* BEGIN TEXT PROVIDED *
# Awesome Spalt Hybrid Apex 7-String Baritone



## MaxOfMetal (Mar 8, 2012)

apex guitars - Spalt Instruments



































Specs:


> Black anodized aluminum parts. Walnut body wings, Wenge neck w/Wenge fingerboard, 27" scale. Hipshot locking tuners & tremolo. DiMarzio DP706 in the bridge position, switchable parallel/series. Sustainiac circuit w/neck pickup.



No words.


----------



## Felvin (Mar 8, 2012)

WTF?! ^^


... uhm... interesting?


----------



## simonXsludge (Mar 8, 2012)

Looks very interesting and well-crafted, just a little wild for my tastes.


----------



## ralphy1976 (Mar 8, 2012)

made in Vienna, austria where i live....


----------



## toiletstand (Mar 8, 2012)

beautiful. 

because of the thread title i thought it was ibanez apex guitar mod or something haha.


----------



## jarnozz (Mar 8, 2012)

WHAT KIND OF WITCHCRAFT I THIS? awesome


----------



## signalgrey (Mar 8, 2012)

not gonna lie...i kinda like it. I have a hunch they are probably stupid expensive, but if they werent and they sounded good...id get one.


----------



## Eaten (Mar 8, 2012)

Looks like body parts, a kidney here and a liver there...

Still LOVELY!


----------



## Pikka Bird (Mar 8, 2012)

That looks really good to me when I got used to looking at it. Very organic. Doesn't look like the claw has a lot of room for extra tension. Oh well, that's what extra springs are for. Wondering what the nut is made of...?


----------



## Malkav (Mar 8, 2012)

I like these Spalt guitars, but I think if it had a slightly more focused/pointy headstock that would make them truly beautiful, IMHO the headstock shape just kinda messes with the flow of the design.


----------



## prashanthan (Mar 8, 2012)

Um...wow. Literally no idea what to think of that. Can't even tell whether I like this or not. I think I prefer how it looks from behind, almost like a rifle...
* END TEXT PROVIDED *
* BEGIN STORED RECORDS *
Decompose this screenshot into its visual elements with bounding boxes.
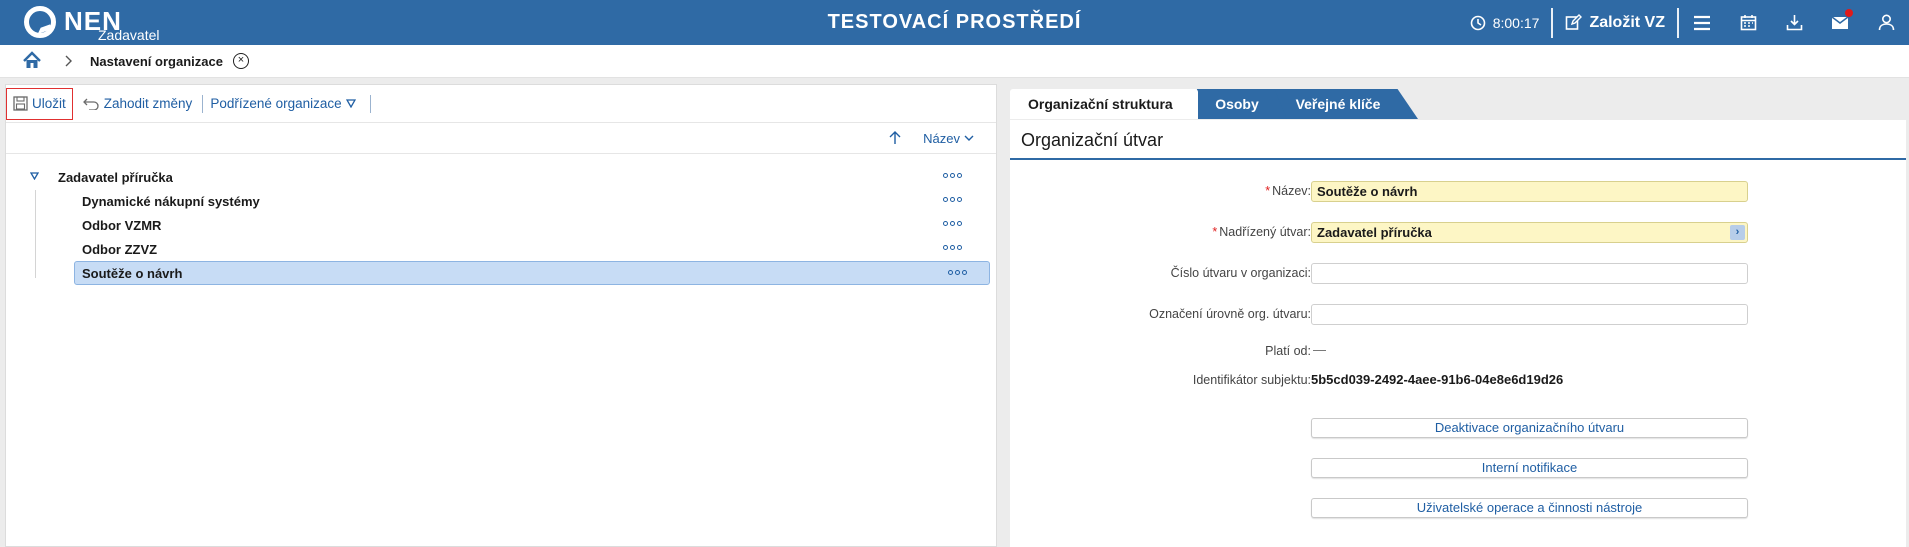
tree-node-label: Dynamické nákupní systémy [82, 193, 260, 209]
deactivate-unit-button[interactable]: Deaktivace organizačního útvaru [1311, 418, 1748, 438]
unit-level-field[interactable] [1311, 304, 1748, 325]
chevron-right-icon[interactable]: › [1730, 225, 1745, 240]
detail-panel: Veřejné klíče Osoby Organizační struktur… [1010, 84, 1906, 547]
tree-node[interactable]: Dynamické nákupní systémy [6, 189, 996, 213]
logo-ring-icon [24, 6, 56, 38]
dropdown-triangle-icon [345, 99, 356, 108]
chevron-down-icon [964, 135, 974, 141]
field-label: * Nadřízený útvar: [1212, 225, 1311, 239]
form-title: Organizační útvar [1010, 120, 1906, 160]
user-operations-button[interactable]: Uživatelské operace a činnosti nástroje [1311, 498, 1748, 518]
top-bar: NEN Zadavatel TESTOVACÍ PROSTŘEDÍ 8:00:1… [0, 0, 1909, 45]
save-button[interactable]: Uložit [6, 87, 73, 120]
tab-org-structure[interactable]: Organizační struktura [1010, 89, 1198, 119]
detail-tabs: Veřejné klíče Osoby Organizační struktur… [1010, 84, 1906, 120]
undo-icon [82, 98, 99, 110]
tree-node-label: Zadavatel příručka [58, 169, 173, 185]
notification-dot [1845, 9, 1853, 17]
field-label: Platí od: [1265, 344, 1311, 358]
calendar-icon [1740, 15, 1756, 31]
create-vz-button[interactable]: Založit VZ [1553, 0, 1677, 45]
field-number-row: Číslo útvaru v organizaci: [1010, 263, 1906, 285]
field-parent-row: * Nadřízený útvar: Zadavatel příručka › [1010, 222, 1906, 244]
more-options-icon[interactable] [943, 221, 962, 226]
sort-field-dropdown[interactable]: Název [923, 131, 960, 146]
tree-toolbar: Uložit Zahodit změny Podřízené organizac… [6, 85, 996, 123]
discard-label: Zahodit změny [103, 96, 193, 111]
field-level-row: Označení úrovně org. útvaru: [1010, 304, 1906, 326]
subject-identifier-value: 5b5cd039-2492-4aee-91b6-04e8e6d19d26 [1311, 372, 1564, 387]
sort-row: Název [6, 123, 996, 154]
org-unit-form: Organizační útvar * Název: Soutěže o návr… [1010, 120, 1906, 547]
toolbar-divider [369, 94, 371, 113]
divider [1551, 7, 1554, 38]
valid-from-value: — [1313, 342, 1326, 357]
discard-changes-button[interactable]: Zahodit změny [77, 88, 199, 120]
breadcrumb-current: Nastavení organizace [90, 53, 223, 69]
menu-icon [1694, 15, 1710, 30]
internal-notifications-button[interactable]: Interní notifikace [1311, 458, 1748, 478]
more-options-icon[interactable] [943, 173, 962, 178]
field-valid-from-row: Platí od: — [1010, 341, 1906, 363]
create-vz-label: Založit VZ [1589, 13, 1665, 31]
user-icon [1878, 14, 1894, 31]
breadcrumb: Nastavení organizace × [0, 45, 1909, 78]
tree-node-selected[interactable]: Soutěže o návrh [74, 261, 990, 285]
clock-icon [1470, 15, 1486, 30]
mail-icon [1831, 15, 1849, 29]
tree-node-label: Odbor VZMR [82, 217, 162, 233]
unit-number-field[interactable] [1311, 263, 1748, 284]
home-icon[interactable] [22, 51, 42, 71]
sort-ascending-icon[interactable] [889, 131, 901, 145]
parent-unit-field[interactable]: Zadavatel příručka › [1311, 222, 1748, 243]
field-identifier-row: Identifikátor subjektu: 5b5cd039-2492-4a… [1010, 370, 1906, 392]
sub-org-label: Podřízené organizace [210, 96, 342, 111]
sub-organizations-dropdown[interactable]: Podřízené organizace [207, 88, 365, 120]
calendar-button[interactable] [1725, 0, 1771, 45]
save-icon [13, 96, 28, 111]
more-options-icon[interactable] [943, 197, 962, 202]
field-label: Identifikátor subjektu: [1192, 373, 1311, 387]
field-label: Číslo útvaru v organizaci: [1170, 266, 1311, 280]
logo-subtitle: Zadavatel [98, 27, 160, 43]
tree-node-label: Odbor ZZVZ [82, 241, 158, 257]
organization-tree-panel: Uložit Zahodit změny Podřízené organizac… [5, 84, 997, 547]
field-label: * Název: [1265, 184, 1311, 198]
download-button[interactable] [1771, 0, 1817, 45]
chevron-right-icon [65, 55, 72, 67]
more-options-icon[interactable] [948, 270, 967, 275]
edit-icon [1566, 14, 1583, 30]
more-options-icon[interactable] [943, 245, 962, 250]
download-icon [1786, 15, 1802, 31]
tree-node-label: Soutěže o návrh [82, 265, 183, 281]
tree-node[interactable]: Odbor ZZVZ [6, 237, 996, 261]
tree-node[interactable]: Odbor VZMR [6, 213, 996, 237]
toolbar-divider [202, 94, 204, 113]
parent-unit-value: Zadavatel příručka [1317, 225, 1432, 240]
save-label: Uložit [32, 96, 66, 111]
messages-button[interactable] [1817, 0, 1863, 45]
tab-public-keys[interactable]: Veřejné klíče [1272, 89, 1418, 119]
session-timer: 8:00:17 [1458, 0, 1552, 45]
top-bar-actions: 8:00:17 Založit VZ [1458, 0, 1909, 45]
tab-persons[interactable]: Osoby [1197, 89, 1287, 119]
organization-tree: Zadavatel příručka Dynamické nákupní sys… [6, 154, 996, 285]
field-name-row: * Název: Soutěže o návrh [1010, 181, 1906, 203]
collapse-triangle-icon[interactable] [30, 172, 39, 180]
menu-button[interactable] [1679, 0, 1725, 45]
close-tab-icon[interactable]: × [232, 53, 249, 69]
timer-value: 8:00:17 [1492, 14, 1540, 31]
name-field[interactable]: Soutěže o návrh [1311, 181, 1748, 202]
user-button[interactable] [1863, 0, 1909, 45]
field-label: Označení úrovně org. útvaru: [1149, 307, 1311, 321]
tree-node-root[interactable]: Zadavatel příručka [6, 165, 996, 189]
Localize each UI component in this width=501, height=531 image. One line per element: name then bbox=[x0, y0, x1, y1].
* END STORED RECORDS *
> [THE PROBLEM]:
Set down the entire forum thread above about the Spalt Hybrid Apex 7-string baritone, word for word and without any omissions.

> [TASK OUTPUT]:
# Awesome Spalt Hybrid Apex 7-String Baritone



## MaxOfMetal (Mar 8, 2012)

apex guitars - Spalt Instruments



































Specs:


> Black anodized aluminum parts. Walnut body wings, Wenge neck w/Wenge fingerboard, 27" scale. Hipshot locking tuners & tremolo. DiMarzio DP706 in the bridge position, switchable parallel/series. Sustainiac circuit w/neck pickup.



No words.


----------



## Felvin (Mar 8, 2012)

WTF?! ^^


... uhm... interesting?


----------



## simonXsludge (Mar 8, 2012)

Looks very interesting and well-crafted, just a little wild for my tastes.


----------



## ralphy1976 (Mar 8, 2012)

made in Vienna, austria where i live....


----------



## toiletstand (Mar 8, 2012)

beautiful. 

because of the thread title i thought it was ibanez apex guitar mod or something haha.


----------



## jarnozz (Mar 8, 2012)

WHAT KIND OF WITCHCRAFT I THIS? awesome


----------



## signalgrey (Mar 8, 2012)

not gonna lie...i kinda like it. I have a hunch they are probably stupid expensive, but if they werent and they sounded good...id get one.


----------



## Eaten (Mar 8, 2012)

Looks like body parts, a kidney here and a liver there...

Still LOVELY!


----------



## Pikka Bird (Mar 8, 2012)

That looks really good to me when I got used to looking at it. Very organic. Doesn't look like the claw has a lot of room for extra tension. Oh well, that's what extra springs are for. Wondering what the nut is made of...?


----------



## Malkav (Mar 8, 2012)

I like these Spalt guitars, but I think if it had a slightly more focused/pointy headstock that would make them truly beautiful, IMHO the headstock shape just kinda messes with the flow of the design.


----------



## prashanthan (Mar 8, 2012)

Um...wow. Literally no idea what to think of that. Can't even tell whether I like this or not. I think I prefer how it looks from behind, almost like a rifle...